EXERCISE GOAL — Search the material below for the string "scopeid" and list each line that holds it.

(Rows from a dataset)
* start *
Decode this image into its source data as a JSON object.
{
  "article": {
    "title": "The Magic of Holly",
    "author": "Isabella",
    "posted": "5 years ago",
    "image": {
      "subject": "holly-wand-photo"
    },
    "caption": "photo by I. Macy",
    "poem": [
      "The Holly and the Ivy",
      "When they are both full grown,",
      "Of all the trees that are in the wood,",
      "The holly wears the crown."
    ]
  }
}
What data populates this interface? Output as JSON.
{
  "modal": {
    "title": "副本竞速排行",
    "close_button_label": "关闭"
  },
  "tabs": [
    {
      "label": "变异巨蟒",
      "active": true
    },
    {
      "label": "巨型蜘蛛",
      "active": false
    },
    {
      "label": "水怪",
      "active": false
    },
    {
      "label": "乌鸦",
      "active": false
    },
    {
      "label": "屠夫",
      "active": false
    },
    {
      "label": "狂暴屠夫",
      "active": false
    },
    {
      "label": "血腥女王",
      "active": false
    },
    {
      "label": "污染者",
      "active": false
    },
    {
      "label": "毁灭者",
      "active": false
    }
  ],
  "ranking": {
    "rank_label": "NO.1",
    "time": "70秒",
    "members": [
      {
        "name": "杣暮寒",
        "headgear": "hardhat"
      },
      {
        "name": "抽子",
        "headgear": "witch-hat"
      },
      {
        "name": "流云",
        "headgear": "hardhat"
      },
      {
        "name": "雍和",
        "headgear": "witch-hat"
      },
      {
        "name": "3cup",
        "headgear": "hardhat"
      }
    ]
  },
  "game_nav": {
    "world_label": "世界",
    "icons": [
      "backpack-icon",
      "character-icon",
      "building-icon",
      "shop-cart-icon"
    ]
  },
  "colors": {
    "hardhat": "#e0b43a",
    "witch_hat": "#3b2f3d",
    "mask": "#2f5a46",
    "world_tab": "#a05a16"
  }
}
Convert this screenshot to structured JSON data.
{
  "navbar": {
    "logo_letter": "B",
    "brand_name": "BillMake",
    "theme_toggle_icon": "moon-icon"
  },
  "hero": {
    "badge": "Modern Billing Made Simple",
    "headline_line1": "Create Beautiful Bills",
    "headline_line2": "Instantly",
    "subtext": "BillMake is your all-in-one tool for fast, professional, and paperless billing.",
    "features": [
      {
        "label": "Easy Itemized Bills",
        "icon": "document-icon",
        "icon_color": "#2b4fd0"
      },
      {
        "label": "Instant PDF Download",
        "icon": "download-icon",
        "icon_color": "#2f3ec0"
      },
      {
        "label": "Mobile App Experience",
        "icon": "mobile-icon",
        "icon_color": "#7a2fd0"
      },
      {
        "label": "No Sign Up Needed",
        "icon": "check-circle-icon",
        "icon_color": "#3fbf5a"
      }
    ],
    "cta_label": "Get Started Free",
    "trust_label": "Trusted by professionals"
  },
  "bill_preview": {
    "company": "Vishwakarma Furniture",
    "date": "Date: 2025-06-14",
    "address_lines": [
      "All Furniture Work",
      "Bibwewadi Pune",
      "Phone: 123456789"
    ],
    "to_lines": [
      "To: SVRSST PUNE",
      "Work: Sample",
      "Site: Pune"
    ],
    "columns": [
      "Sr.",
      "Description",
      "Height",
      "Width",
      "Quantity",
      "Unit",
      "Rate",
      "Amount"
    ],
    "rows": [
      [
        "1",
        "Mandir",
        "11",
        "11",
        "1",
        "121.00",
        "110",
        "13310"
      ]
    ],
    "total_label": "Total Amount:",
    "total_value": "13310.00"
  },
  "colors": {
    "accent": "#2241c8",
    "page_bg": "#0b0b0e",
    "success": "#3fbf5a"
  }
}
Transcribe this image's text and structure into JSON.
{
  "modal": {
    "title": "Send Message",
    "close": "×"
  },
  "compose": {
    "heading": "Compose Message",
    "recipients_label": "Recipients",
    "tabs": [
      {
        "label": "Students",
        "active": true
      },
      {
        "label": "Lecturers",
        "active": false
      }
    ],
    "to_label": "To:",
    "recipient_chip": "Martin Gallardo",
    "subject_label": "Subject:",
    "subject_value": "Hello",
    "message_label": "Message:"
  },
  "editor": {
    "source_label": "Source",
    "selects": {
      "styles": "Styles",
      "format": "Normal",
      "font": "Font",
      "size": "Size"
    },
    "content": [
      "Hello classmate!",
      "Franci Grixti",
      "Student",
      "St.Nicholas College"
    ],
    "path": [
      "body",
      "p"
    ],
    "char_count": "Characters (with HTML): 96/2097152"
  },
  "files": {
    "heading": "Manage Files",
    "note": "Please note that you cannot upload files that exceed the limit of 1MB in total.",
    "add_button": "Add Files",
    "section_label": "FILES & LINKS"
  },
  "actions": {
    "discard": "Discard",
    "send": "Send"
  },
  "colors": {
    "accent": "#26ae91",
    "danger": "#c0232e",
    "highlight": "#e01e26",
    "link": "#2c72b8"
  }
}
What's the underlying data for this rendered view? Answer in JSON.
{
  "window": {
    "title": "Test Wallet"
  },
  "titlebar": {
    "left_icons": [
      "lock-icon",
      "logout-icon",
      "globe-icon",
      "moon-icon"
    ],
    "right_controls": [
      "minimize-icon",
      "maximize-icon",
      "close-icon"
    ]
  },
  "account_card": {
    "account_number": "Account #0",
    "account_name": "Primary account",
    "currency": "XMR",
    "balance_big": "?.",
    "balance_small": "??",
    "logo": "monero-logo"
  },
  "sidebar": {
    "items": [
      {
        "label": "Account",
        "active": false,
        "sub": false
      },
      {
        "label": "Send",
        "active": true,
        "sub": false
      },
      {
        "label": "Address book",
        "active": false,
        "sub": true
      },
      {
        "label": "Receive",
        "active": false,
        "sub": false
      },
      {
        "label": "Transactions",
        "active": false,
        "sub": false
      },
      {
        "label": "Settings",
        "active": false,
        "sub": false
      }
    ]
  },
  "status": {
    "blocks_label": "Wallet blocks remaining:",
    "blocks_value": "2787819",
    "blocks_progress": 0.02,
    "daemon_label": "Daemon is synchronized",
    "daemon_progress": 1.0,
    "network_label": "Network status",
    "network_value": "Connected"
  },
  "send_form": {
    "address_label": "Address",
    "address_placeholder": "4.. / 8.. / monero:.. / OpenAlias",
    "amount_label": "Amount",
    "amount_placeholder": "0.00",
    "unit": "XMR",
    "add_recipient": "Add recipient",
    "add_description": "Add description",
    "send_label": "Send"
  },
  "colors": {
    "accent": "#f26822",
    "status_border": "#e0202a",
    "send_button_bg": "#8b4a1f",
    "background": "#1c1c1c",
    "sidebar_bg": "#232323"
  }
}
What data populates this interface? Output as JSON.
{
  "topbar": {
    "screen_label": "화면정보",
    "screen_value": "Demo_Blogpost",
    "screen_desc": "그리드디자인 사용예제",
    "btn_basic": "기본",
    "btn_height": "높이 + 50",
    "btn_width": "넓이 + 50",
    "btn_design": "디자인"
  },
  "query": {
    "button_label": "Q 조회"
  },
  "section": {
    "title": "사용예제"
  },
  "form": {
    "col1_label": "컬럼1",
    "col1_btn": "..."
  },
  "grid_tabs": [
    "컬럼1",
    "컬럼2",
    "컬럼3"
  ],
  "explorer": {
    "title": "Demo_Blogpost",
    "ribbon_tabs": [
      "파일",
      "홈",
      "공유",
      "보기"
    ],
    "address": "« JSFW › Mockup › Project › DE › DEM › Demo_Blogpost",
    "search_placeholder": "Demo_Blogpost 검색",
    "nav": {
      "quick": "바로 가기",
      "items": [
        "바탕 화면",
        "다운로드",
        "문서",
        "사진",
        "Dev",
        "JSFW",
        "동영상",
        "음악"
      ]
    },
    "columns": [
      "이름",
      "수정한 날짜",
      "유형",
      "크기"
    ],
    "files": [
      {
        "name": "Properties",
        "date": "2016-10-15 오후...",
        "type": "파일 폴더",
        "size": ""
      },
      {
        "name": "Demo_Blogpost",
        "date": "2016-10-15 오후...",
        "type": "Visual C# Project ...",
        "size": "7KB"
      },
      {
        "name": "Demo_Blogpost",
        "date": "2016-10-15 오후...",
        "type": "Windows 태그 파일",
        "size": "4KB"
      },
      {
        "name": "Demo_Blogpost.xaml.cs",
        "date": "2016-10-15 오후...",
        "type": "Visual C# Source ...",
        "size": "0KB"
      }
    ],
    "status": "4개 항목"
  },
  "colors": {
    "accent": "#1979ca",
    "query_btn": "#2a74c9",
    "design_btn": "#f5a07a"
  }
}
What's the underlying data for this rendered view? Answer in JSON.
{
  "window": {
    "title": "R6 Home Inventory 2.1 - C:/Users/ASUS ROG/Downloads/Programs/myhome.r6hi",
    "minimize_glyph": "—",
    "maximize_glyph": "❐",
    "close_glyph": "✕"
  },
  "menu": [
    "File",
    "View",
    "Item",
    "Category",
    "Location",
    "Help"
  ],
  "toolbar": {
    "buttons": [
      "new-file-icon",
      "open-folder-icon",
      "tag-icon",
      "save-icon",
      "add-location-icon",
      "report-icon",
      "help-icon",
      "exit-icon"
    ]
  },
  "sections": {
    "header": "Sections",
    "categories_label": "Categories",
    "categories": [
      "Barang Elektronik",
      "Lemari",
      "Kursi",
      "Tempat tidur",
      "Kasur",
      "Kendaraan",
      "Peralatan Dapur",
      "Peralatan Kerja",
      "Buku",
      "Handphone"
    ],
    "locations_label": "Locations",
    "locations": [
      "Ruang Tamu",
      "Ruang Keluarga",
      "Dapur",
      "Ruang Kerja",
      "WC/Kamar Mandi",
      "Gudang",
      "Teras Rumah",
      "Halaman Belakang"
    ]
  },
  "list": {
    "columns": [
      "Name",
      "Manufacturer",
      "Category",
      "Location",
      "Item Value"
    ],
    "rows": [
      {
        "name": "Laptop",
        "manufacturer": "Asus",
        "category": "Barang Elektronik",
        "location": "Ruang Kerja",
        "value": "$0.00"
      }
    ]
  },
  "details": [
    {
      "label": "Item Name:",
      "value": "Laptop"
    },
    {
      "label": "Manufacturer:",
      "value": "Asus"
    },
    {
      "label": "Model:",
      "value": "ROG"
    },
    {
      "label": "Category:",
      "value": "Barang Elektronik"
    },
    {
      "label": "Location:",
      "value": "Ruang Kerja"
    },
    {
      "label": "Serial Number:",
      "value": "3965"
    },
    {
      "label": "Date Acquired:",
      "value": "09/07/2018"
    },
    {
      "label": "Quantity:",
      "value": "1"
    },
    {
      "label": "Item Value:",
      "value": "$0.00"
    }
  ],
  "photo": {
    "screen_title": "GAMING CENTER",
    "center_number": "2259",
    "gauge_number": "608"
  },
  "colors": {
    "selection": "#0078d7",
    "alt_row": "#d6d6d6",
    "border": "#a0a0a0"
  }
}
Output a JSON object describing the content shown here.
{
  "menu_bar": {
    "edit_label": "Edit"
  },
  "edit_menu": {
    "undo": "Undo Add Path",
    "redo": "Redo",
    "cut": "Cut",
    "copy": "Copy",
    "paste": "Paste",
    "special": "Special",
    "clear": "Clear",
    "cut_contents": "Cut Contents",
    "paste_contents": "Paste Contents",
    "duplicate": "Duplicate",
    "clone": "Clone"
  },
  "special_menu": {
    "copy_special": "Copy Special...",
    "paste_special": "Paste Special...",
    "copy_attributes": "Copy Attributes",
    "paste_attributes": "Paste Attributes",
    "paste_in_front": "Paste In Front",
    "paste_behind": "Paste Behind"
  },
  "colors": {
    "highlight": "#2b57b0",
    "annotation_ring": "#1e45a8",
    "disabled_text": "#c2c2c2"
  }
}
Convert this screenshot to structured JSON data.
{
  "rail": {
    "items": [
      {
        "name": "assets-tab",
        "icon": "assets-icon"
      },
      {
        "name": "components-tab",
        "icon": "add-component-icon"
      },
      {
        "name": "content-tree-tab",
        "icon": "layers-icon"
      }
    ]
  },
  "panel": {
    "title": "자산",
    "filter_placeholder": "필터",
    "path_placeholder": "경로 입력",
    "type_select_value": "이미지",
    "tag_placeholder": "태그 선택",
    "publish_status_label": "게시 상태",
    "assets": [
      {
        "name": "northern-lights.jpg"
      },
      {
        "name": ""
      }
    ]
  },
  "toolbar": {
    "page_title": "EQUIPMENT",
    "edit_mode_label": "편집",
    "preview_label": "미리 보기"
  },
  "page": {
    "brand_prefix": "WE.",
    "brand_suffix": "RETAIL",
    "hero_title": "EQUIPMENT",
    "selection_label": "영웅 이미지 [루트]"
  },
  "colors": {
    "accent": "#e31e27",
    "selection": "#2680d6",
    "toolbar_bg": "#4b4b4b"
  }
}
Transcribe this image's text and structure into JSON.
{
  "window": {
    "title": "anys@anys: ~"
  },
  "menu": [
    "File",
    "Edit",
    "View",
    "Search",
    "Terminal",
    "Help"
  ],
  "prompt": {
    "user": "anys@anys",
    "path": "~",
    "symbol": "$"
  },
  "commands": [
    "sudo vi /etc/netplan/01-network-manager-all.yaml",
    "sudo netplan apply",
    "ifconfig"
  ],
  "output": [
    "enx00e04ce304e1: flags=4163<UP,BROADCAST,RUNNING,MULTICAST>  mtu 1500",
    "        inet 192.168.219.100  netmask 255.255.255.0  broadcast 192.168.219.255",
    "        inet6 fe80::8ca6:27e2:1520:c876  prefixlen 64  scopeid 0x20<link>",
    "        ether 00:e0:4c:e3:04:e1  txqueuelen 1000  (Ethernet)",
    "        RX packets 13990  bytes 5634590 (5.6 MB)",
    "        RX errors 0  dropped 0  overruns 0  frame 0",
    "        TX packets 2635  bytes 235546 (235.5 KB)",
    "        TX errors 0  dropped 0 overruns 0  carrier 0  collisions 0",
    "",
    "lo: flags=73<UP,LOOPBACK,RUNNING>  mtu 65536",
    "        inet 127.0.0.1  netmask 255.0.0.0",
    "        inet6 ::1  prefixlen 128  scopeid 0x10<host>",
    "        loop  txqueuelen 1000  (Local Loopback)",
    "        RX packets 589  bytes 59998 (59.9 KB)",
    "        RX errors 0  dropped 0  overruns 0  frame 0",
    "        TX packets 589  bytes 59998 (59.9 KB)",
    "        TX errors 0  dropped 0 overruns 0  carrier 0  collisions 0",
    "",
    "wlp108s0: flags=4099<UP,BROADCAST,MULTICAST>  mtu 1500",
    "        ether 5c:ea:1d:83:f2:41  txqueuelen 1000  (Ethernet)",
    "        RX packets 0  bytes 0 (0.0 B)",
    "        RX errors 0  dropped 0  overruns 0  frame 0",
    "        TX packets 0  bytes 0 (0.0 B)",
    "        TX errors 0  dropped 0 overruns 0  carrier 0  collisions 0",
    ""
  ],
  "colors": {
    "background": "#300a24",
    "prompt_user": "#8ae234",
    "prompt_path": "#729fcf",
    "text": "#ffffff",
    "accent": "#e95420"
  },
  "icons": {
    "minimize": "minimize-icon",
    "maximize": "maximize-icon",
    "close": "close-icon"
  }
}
* end *
RESULT —
    "        inet6 fe80::8ca6:27e2:1520:c876  prefixlen 64  scopeid 0x20<link>",
    "        inet6 ::1  prefixlen 128  scopeid 0x10<host>",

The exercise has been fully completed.